→ **Goal**
Go over the entries below line by line, copying each one that contains the word "être".

Data listing
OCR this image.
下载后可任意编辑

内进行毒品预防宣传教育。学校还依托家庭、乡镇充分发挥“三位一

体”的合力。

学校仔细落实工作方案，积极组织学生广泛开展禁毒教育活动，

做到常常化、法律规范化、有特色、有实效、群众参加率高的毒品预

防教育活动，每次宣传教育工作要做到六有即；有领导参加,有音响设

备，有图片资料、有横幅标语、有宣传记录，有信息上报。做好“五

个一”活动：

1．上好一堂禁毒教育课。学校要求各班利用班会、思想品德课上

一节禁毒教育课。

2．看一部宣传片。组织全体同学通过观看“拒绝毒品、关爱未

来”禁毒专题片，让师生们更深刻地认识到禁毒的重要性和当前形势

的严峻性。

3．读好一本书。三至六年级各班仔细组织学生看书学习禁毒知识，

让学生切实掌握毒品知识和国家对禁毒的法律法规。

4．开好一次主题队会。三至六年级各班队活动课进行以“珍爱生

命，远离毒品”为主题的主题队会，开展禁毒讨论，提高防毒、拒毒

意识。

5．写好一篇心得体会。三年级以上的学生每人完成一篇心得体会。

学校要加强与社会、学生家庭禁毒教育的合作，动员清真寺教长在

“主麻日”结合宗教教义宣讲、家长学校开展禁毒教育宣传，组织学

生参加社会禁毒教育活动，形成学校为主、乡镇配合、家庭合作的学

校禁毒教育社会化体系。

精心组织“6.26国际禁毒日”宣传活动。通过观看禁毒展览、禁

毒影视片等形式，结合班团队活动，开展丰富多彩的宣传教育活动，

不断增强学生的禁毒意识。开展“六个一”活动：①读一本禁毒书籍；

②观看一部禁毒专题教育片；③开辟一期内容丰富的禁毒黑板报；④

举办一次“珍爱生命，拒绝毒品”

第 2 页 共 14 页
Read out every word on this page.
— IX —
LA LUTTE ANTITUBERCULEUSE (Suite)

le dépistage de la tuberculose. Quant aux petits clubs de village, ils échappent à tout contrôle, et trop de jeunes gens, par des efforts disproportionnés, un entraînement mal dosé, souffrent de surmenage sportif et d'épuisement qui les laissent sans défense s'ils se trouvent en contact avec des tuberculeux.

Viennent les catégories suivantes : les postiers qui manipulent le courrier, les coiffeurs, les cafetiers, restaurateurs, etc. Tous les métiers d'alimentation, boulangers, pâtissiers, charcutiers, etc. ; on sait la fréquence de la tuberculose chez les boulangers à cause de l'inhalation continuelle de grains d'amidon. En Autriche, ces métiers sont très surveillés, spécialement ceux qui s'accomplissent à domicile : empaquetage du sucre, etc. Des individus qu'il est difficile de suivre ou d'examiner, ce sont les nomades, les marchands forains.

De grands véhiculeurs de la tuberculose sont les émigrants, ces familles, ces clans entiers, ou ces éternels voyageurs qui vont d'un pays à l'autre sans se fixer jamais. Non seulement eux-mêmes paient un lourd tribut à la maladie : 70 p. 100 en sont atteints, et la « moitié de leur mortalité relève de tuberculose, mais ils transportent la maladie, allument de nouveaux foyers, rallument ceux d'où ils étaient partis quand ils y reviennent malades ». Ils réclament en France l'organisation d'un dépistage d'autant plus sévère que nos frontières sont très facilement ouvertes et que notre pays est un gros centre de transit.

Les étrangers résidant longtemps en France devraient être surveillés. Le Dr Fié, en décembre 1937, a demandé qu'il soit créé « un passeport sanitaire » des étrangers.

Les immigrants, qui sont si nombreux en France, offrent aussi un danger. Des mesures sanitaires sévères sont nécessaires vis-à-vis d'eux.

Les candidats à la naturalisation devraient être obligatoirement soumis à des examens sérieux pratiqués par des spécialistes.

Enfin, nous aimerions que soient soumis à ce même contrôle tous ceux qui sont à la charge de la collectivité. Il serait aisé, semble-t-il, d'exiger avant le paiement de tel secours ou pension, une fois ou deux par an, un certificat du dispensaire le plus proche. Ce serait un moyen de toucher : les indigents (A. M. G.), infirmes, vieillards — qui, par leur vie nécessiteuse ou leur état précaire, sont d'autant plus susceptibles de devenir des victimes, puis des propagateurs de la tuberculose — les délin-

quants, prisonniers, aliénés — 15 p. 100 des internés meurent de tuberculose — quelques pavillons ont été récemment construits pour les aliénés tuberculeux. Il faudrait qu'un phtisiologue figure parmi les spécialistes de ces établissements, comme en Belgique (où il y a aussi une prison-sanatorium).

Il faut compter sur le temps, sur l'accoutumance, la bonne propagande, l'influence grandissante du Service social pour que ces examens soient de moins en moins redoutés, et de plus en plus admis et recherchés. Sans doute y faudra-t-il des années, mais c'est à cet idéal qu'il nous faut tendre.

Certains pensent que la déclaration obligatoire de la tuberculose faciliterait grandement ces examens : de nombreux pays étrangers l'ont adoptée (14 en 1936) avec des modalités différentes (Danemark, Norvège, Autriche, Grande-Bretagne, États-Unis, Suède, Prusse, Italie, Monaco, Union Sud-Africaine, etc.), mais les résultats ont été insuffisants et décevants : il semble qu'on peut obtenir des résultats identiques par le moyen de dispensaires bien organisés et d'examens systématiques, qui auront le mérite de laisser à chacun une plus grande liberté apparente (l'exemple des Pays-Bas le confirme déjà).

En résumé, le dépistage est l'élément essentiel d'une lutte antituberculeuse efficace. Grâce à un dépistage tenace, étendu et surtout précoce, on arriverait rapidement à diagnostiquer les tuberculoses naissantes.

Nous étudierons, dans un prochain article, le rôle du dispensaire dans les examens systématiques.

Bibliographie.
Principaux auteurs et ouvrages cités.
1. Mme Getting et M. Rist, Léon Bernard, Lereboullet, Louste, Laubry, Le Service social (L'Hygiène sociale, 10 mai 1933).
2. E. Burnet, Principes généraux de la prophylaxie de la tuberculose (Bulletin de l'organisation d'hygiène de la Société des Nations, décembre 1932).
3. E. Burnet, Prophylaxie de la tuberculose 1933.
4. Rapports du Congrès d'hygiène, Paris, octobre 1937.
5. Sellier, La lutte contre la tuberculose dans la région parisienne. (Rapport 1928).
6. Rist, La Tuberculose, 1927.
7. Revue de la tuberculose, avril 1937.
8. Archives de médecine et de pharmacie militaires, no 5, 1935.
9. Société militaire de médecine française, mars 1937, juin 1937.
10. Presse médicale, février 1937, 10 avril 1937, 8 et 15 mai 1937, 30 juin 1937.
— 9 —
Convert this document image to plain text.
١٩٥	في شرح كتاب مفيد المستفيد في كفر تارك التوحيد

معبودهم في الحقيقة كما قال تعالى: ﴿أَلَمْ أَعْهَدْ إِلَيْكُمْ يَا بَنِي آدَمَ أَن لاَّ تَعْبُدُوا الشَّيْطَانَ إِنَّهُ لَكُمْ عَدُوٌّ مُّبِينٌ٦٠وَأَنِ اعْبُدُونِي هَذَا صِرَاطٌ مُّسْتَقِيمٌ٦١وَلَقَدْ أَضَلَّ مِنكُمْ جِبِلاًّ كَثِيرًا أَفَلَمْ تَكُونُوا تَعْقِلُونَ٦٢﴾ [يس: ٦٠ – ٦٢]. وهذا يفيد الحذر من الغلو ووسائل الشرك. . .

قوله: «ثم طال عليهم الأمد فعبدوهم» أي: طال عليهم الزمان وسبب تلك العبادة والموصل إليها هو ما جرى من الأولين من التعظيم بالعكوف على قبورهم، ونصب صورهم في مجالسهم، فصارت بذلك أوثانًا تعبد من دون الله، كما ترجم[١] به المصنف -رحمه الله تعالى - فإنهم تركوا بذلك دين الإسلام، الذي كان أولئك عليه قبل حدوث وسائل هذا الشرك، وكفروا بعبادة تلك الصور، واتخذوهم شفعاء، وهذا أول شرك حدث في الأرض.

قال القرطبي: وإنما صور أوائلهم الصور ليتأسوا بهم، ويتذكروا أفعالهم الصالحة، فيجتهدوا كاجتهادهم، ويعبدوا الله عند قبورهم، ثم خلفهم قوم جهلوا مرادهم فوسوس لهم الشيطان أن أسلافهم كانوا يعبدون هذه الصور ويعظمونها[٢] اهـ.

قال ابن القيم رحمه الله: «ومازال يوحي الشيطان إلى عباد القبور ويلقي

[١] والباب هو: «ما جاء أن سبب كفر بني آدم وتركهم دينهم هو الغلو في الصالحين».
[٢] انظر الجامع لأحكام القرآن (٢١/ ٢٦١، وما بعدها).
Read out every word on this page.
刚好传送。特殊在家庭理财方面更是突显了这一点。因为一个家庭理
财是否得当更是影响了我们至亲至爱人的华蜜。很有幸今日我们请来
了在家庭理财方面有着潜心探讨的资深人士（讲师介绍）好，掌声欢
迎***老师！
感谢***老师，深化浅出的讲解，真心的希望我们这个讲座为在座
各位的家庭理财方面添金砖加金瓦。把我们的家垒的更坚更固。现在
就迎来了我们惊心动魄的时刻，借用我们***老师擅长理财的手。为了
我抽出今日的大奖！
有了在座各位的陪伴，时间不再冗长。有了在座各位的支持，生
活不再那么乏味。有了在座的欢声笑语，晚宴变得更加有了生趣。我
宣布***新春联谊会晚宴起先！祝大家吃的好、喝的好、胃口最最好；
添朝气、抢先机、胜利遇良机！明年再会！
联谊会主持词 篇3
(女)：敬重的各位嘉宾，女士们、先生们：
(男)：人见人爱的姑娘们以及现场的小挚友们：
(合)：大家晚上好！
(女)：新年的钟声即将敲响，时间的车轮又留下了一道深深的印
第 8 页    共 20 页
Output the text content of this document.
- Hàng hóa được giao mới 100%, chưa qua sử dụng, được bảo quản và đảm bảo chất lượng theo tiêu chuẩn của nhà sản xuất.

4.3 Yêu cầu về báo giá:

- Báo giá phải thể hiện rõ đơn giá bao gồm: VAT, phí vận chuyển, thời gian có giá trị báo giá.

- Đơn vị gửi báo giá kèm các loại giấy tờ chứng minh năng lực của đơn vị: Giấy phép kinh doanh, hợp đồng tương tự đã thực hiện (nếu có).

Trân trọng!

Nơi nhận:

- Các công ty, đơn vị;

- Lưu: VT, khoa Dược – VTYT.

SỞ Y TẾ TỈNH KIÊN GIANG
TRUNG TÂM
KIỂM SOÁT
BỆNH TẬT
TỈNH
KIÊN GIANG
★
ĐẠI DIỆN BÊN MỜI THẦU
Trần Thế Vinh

→ **Written solution**
Les étrangers résidant longtemps en France devraient être surveillés. Le Dr Fié, en décembre 1937, a demandé qu'il soit créé « un passeport sanitaire » des étrangers.
Les candidats à la naturalisation devraient être obligatoirement soumis à des examens sérieux pratiqués par des spécialistes.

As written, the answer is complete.